— WHAT IS EXPECTED —
Select all lines with the string "untuk" in them, and copy those lines.

Stored records
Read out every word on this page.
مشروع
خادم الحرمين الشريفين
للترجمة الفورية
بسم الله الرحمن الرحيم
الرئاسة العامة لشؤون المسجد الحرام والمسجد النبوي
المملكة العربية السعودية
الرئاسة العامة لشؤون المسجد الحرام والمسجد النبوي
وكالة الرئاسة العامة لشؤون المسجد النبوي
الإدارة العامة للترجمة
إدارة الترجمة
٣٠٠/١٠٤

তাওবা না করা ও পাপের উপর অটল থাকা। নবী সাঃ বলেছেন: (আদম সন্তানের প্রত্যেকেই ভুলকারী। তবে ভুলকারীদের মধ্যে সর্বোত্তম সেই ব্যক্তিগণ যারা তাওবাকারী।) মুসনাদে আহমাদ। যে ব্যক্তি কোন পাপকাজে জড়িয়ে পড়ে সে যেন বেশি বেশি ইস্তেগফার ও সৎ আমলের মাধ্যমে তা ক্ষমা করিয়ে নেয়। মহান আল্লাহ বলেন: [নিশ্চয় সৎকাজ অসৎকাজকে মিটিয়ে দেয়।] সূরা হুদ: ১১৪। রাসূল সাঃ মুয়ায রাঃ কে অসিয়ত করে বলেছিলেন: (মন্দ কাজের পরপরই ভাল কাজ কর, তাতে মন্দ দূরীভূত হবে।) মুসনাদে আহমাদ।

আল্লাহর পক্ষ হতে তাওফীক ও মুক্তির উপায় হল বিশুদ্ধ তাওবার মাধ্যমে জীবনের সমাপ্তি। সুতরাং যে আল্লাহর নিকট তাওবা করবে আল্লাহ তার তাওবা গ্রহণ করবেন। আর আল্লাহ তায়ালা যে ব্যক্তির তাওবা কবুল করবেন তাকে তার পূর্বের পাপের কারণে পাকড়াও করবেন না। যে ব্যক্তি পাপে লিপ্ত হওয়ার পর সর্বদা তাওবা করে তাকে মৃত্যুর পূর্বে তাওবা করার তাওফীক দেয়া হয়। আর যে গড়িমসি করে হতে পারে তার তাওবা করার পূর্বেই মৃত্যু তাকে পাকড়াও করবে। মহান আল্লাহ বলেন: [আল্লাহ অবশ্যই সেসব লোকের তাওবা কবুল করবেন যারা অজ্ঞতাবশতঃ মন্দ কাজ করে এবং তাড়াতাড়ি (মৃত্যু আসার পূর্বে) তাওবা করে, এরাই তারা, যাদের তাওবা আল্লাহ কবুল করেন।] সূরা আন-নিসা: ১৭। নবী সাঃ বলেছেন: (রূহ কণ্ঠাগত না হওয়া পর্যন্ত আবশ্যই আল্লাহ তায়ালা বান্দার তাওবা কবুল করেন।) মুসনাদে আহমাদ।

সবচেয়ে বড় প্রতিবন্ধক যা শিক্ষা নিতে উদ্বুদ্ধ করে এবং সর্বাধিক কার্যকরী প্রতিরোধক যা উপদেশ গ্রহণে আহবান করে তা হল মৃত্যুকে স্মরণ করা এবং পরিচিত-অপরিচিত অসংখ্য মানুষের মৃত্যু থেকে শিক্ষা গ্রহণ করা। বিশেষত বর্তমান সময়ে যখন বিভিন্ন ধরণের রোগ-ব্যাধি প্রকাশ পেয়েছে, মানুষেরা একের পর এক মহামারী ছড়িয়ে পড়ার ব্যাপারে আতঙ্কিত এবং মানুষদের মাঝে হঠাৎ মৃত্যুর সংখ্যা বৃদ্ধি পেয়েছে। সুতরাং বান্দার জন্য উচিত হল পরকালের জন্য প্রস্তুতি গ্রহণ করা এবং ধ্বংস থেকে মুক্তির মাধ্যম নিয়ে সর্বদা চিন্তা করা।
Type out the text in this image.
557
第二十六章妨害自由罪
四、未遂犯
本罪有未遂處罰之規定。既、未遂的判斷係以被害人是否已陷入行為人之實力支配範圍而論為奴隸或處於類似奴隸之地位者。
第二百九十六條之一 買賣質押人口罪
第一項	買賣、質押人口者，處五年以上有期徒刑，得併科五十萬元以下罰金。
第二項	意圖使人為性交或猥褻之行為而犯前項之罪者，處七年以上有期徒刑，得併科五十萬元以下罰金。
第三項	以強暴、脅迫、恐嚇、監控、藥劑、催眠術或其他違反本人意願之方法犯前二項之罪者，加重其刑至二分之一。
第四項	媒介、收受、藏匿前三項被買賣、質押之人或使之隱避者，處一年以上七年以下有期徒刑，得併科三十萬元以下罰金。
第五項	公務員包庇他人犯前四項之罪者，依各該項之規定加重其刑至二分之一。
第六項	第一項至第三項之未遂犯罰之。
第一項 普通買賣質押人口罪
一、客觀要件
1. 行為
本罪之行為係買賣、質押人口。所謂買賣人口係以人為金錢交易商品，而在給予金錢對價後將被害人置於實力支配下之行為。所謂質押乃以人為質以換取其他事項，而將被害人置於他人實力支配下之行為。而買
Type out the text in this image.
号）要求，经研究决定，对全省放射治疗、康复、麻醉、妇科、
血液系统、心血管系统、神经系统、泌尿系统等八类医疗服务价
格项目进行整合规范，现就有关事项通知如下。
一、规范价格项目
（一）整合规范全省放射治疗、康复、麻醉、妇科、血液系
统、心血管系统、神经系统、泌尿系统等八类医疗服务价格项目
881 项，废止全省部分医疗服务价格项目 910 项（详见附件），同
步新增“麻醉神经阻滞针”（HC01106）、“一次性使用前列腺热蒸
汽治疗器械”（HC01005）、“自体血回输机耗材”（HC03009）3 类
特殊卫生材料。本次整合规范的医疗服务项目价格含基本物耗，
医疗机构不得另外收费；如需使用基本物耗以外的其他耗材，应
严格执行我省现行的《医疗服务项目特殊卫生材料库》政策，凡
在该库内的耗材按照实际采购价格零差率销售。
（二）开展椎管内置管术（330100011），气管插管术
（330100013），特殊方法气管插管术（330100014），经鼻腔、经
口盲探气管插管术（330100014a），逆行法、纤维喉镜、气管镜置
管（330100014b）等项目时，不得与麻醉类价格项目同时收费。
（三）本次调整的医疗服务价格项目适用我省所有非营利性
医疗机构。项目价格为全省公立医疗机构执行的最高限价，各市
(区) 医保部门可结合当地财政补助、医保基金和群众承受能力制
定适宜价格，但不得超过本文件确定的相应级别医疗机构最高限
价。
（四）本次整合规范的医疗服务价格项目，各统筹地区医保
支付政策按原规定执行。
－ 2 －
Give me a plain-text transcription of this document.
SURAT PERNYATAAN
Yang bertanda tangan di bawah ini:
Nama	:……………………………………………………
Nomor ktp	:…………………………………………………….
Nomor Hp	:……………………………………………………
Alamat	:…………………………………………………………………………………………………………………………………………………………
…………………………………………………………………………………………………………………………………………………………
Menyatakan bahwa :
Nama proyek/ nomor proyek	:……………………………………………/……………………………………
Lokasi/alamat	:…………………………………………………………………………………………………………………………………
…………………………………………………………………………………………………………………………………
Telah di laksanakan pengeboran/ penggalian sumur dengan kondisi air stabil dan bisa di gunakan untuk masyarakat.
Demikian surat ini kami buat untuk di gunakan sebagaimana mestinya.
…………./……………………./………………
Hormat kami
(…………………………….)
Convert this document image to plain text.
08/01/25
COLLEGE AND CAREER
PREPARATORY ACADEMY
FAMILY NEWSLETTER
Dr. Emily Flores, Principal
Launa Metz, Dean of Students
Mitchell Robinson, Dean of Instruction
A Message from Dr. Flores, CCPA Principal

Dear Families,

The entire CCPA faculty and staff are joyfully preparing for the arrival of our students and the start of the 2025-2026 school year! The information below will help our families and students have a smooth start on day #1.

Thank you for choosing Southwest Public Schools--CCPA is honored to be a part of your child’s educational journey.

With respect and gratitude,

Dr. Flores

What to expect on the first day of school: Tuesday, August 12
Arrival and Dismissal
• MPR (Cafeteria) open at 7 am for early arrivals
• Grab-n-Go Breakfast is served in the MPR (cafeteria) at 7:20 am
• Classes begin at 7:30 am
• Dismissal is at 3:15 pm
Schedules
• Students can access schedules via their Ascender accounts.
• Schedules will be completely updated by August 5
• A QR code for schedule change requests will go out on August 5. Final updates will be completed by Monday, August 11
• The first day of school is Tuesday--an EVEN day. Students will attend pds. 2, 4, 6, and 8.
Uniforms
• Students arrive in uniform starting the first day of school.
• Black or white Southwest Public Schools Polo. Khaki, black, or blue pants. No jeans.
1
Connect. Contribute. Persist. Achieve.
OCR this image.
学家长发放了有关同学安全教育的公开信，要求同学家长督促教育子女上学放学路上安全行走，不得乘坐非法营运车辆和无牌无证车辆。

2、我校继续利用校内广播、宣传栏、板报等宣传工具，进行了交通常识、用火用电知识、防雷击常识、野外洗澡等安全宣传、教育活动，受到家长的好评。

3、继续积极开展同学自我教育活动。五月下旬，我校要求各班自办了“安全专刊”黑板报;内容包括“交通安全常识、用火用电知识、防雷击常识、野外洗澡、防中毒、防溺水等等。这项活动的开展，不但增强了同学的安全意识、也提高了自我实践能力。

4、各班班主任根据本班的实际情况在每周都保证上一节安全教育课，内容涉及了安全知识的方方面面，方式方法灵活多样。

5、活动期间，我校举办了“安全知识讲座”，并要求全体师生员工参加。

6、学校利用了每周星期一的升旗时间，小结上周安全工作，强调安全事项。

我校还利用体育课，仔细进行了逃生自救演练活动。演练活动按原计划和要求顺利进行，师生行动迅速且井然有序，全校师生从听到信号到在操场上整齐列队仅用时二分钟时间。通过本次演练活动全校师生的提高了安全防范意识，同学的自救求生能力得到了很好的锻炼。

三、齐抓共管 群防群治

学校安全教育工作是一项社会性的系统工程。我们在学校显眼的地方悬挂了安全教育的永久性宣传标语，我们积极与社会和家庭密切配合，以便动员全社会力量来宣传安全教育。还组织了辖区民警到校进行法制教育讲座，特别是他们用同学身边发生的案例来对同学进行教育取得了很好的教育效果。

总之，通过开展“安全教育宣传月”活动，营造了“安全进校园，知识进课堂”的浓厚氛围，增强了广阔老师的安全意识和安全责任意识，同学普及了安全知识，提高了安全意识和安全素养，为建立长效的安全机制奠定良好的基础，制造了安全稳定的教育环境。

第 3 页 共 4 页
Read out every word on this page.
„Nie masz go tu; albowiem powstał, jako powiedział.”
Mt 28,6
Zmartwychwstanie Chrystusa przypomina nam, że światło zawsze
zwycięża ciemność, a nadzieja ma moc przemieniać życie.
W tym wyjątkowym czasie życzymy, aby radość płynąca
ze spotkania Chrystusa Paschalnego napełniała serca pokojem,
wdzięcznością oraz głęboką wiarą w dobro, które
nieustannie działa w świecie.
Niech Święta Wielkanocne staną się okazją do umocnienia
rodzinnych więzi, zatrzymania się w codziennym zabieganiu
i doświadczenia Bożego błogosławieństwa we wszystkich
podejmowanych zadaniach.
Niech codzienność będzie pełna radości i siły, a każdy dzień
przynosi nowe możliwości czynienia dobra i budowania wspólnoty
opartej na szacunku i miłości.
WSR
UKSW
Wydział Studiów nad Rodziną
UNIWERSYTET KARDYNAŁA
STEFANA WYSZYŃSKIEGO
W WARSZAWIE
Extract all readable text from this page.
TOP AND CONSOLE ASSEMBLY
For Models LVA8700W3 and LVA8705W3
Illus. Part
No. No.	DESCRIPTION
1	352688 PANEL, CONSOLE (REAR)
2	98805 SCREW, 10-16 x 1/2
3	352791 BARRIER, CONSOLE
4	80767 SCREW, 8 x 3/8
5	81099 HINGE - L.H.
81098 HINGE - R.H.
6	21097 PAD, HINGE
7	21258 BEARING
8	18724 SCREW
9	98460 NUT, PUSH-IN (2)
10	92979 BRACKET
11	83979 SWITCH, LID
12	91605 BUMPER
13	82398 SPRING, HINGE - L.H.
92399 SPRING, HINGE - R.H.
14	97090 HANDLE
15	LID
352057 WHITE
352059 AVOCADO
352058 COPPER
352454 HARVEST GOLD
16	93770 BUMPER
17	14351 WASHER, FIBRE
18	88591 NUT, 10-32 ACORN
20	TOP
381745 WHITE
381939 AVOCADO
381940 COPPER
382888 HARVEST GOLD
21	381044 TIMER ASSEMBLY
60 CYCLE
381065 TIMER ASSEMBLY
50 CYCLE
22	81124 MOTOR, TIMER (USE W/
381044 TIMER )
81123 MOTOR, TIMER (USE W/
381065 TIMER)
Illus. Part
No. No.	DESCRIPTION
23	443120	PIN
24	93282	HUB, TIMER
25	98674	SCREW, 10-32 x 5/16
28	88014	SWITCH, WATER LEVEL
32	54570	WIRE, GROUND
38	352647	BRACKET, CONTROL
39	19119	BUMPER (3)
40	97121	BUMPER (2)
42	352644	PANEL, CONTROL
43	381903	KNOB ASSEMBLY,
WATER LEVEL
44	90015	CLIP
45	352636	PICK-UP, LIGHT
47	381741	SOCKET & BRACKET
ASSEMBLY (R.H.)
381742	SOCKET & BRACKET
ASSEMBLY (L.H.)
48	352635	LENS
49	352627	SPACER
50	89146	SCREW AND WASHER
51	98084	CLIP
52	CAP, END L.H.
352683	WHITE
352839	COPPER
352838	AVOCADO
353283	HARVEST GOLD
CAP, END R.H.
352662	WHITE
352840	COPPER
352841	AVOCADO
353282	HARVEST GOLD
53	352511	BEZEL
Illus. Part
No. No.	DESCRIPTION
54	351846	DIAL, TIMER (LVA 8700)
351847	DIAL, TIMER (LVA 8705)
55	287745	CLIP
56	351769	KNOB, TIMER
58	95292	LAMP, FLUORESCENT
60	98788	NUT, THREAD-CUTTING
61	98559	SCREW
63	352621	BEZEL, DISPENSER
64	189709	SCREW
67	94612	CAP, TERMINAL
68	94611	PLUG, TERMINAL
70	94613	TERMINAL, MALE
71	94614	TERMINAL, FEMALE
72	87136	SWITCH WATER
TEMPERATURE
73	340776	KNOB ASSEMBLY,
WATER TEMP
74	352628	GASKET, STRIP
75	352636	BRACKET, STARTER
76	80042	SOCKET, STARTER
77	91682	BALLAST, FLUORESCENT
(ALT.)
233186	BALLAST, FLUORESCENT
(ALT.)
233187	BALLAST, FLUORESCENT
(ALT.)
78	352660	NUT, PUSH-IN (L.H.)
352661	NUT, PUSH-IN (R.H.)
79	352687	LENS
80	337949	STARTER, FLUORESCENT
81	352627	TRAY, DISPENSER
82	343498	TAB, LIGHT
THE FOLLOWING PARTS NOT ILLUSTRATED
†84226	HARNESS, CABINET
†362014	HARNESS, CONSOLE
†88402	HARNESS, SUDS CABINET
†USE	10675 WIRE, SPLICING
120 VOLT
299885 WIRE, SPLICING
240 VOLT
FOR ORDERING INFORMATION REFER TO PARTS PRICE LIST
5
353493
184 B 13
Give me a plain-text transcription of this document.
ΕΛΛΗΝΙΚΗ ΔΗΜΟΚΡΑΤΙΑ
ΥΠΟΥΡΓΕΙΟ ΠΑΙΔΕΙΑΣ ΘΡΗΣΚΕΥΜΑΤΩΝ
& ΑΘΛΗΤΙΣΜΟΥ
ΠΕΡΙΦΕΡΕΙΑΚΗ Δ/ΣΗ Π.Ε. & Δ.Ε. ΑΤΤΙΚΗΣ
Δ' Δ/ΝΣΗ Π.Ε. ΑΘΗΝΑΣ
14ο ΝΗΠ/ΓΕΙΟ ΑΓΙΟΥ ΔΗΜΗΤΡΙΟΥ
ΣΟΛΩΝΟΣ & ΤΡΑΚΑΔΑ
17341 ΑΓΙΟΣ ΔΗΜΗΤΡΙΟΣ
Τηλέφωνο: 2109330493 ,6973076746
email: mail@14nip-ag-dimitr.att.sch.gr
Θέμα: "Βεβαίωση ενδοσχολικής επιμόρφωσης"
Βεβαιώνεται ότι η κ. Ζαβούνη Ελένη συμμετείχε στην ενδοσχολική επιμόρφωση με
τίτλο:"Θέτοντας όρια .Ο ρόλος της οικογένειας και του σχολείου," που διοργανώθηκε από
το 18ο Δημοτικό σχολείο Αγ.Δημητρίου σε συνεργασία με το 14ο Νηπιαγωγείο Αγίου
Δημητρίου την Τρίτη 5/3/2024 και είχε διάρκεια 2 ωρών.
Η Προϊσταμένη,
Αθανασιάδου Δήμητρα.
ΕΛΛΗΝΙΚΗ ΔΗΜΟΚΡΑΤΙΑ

— FINAL RESULT —
Telah di laksanakan pengeboran/ penggalian sumur dengan kondisi air stabil dan bisa di gunakan untuk masyarakat.
Demikian surat ini kami buat untuk di gunakan sebagaimana mestinya.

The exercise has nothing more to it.